EXERCISE: Give all the lines below again, exactly, with no pictures.

INPUT FOR THIS TASK:

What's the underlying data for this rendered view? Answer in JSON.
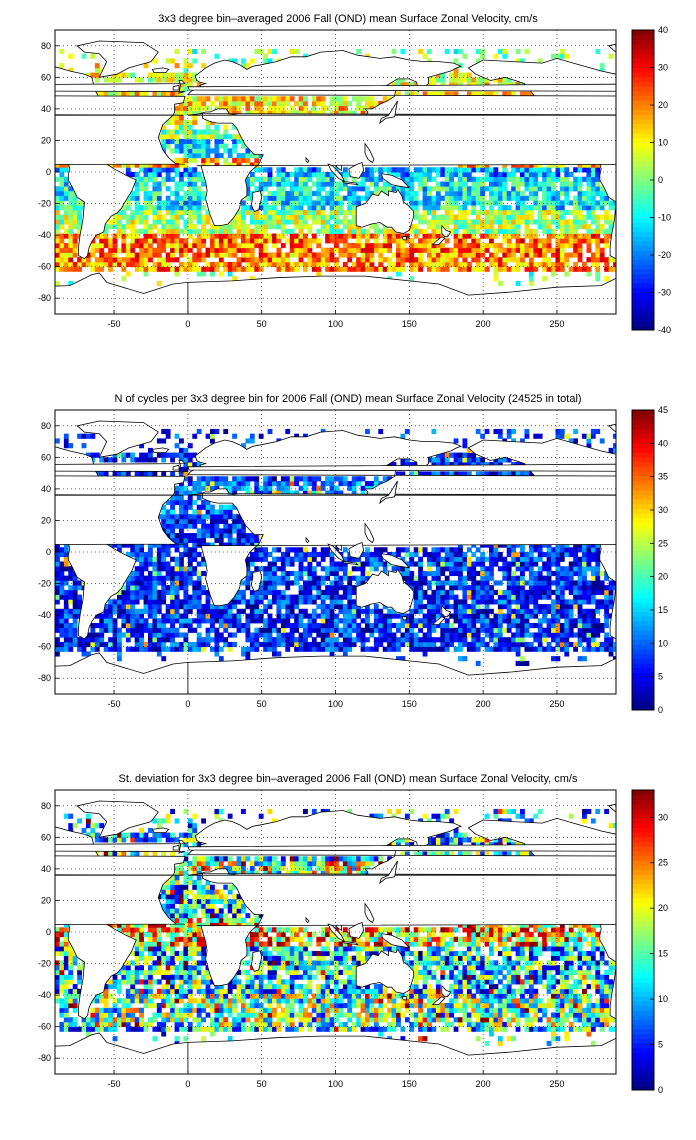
{
  "colors": {
    "colormap": "jet",
    "land_fill": "#ffffff",
    "coastline": "#000000",
    "grid": "#000000",
    "background": "#ffffff"
  },
  "chart_data": [
    {
      "type": "heatmap",
      "title": "3x3 degree bin–averaged 2006 Fall (OND) mean Surface Zonal Velocity, cm/s",
      "xlim": [
        -90,
        290
      ],
      "ylim": [
        -90,
        90
      ],
      "xticks": [
        -50,
        0,
        50,
        100,
        150,
        200,
        250
      ],
      "yticks": [
        80,
        60,
        40,
        20,
        0,
        -20,
        -40,
        -60,
        -80
      ],
      "xtick_labels": [
        "-50",
        "0",
        "50",
        "100",
        "150",
        "200",
        "250"
      ],
      "ytick_labels": [
        "80",
        "60",
        "40",
        "20",
        "0",
        "-20",
        "-40",
        "-60",
        "-80"
      ],
      "grid": "dotted",
      "bin_size_deg": 3,
      "colorbar": {
        "min": -40,
        "max": 40,
        "ticks": [
          40,
          30,
          20,
          10,
          0,
          -10,
          -20,
          -30,
          -40
        ],
        "tick_labels": [
          "40",
          "30",
          "20",
          "10",
          "0",
          "-10",
          "-20",
          "-30",
          "-40"
        ]
      }
    },
    {
      "type": "heatmap",
      "title": "N of cycles per 3x3 degree bin for 2006 Fall (OND) mean Surface Zonal Velocity (24525 in total)",
      "xlim": [
        -90,
        290
      ],
      "ylim": [
        -90,
        90
      ],
      "xticks": [
        -50,
        0,
        50,
        100,
        150,
        200,
        250
      ],
      "yticks": [
        80,
        60,
        40,
        20,
        0,
        -20,
        -40,
        -60,
        -80
      ],
      "xtick_labels": [
        "-50",
        "0",
        "50",
        "100",
        "150",
        "200",
        "250"
      ],
      "ytick_labels": [
        "80",
        "60",
        "40",
        "20",
        "0",
        "-20",
        "-40",
        "-60",
        "-80"
      ],
      "grid": "dotted",
      "bin_size_deg": 3,
      "total_cycles": 24525,
      "colorbar": {
        "min": 0,
        "max": 45,
        "ticks": [
          45,
          40,
          35,
          30,
          25,
          20,
          15,
          10,
          5,
          0
        ],
        "tick_labels": [
          "45",
          "40",
          "35",
          "30",
          "25",
          "20",
          "15",
          "10",
          "5",
          "0"
        ]
      }
    },
    {
      "type": "heatmap",
      "title": "St. deviation for 3x3 degree bin–averaged 2006 Fall (OND) mean Surface Zonal Velocity, cm/s",
      "xlim": [
        -90,
        290
      ],
      "ylim": [
        -90,
        90
      ],
      "xticks": [
        -50,
        0,
        50,
        100,
        150,
        200,
        250
      ],
      "yticks": [
        80,
        60,
        40,
        20,
        0,
        -20,
        -40,
        -60,
        -80
      ],
      "xtick_labels": [
        "-50",
        "0",
        "50",
        "100",
        "150",
        "200",
        "250"
      ],
      "ytick_labels": [
        "80",
        "60",
        "40",
        "20",
        "0",
        "-20",
        "-40",
        "-60",
        "-80"
      ],
      "grid": "dotted",
      "bin_size_deg": 3,
      "colorbar": {
        "min": 0,
        "max": 33,
        "ticks": [
          30,
          25,
          20,
          15,
          10,
          5,
          0
        ],
        "tick_labels": [
          "30",
          "25",
          "20",
          "15",
          "10",
          "5",
          "0"
        ]
      }
    }
  ]
}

EXERCISE SOLUTION:
What's the underlying data for this rendered view? Answer in JSON.
{
  "colors": {
    "colormap": "jet",
    "land_fill": "#ffffff",
    "coastline": "#000000",
    "grid": "#000000",
    "background": "#ffffff"
  },
  "chart_data": [
    {
      "type": "heatmap",
      "title": "3x3 degree bin–averaged 2006 Fall (OND) mean Surface Zonal Velocity, cm/s",
      "xlim": [
        -90,
        290
      ],
      "ylim": [
        -90,
        90
      ],
      "xticks": [
        -50,
        0,
        50,
        100,
        150,
        200,
        250
      ],
      "yticks": [
        80,
        60,
        40,
        20,
        0,
        -20,
        -40,
        -60,
        -80
      ],
      "xtick_labels": [
        "-50",
        "0",
        "50",
        "100",
        "150",
        "200",
        "250"
      ],
      "ytick_labels": [
        "80",
        "60",
        "40",
        "20",
        "0",
        "-20",
        "-40",
        "-60",
        "-80"
      ],
      "grid": "dotted",
      "bin_size_deg": 3,
      "colorbar": {
        "min": -40,
        "max": 40,
        "ticks": [
          40,
          30,
          20,
          10,
          0,
          -10,
          -20,
          -30,
          -40
        ],
        "tick_labels": [
          "40",
          "30",
          "20",
          "10",
          "0",
          "-10",
          "-20",
          "-30",
          "-40"
        ]
      }
    },
    {
      "type": "heatmap",
      "title": "N of cycles per 3x3 degree bin for 2006 Fall (OND) mean Surface Zonal Velocity (24525 in total)",
      "xlim": [
        -90,
        290
      ],
      "ylim": [
        -90,
        90
      ],
      "xticks": [
        -50,
        0,
        50,
        100,
        150,
        200,
        250
      ],
      "yticks": [
        80,
        60,
        40,
        20,
        0,
        -20,
        -40,
        -60,
        -80
      ],
      "xtick_labels": [
        "-50",
        "0",
        "50",
        "100",
        "150",
        "200",
        "250"
      ],
      "ytick_labels": [
        "80",
        "60",
        "40",
        "20",
        "0",
        "-20",
        "-40",
        "-60",
        "-80"
      ],
      "grid": "dotted",
      "bin_size_deg": 3,
      "total_cycles": 24525,
      "colorbar": {
        "min": 0,
        "max": 45,
        "ticks": [
          45,
          40,
          35,
          30,
          25,
          20,
          15,
          10,
          5,
          0
        ],
        "tick_labels": [
          "45",
          "40",
          "35",
          "30",
          "25",
          "20",
          "15",
          "10",
          "5",
          "0"
        ]
      }
    },
    {
      "type": "heatmap",
      "title": "St. deviation for 3x3 degree bin–averaged 2006 Fall (OND) mean Surface Zonal Velocity, cm/s",
      "xlim": [
        -90,
        290
      ],
      "ylim": [
        -90,
        90
      ],
      "xticks": [
        -50,
        0,
        50,
        100,
        150,
        200,
        250
      ],
      "yticks": [
        80,
        60,
        40,
        20,
        0,
        -20,
        -40,
        -60,
        -80
      ],
      "xtick_labels": [
        "-50",
        "0",
        "50",
        "100",
        "150",
        "200",
        "250"
      ],
      "ytick_labels": [
        "80",
        "60",
        "40",
        "20",
        "0",
        "-20",
        "-40",
        "-60",
        "-80"
      ],
      "grid": "dotted",
      "bin_size_deg": 3,
      "colorbar": {
        "min": 0,
        "max": 33,
        "ticks": [
          30,
          25,
          20,
          15,
          10,
          5,
          0
        ],
        "tick_labels": [
          "30",
          "25",
          "20",
          "15",
          "10",
          "5",
          "0"
        ]
      }
    }
  ]
}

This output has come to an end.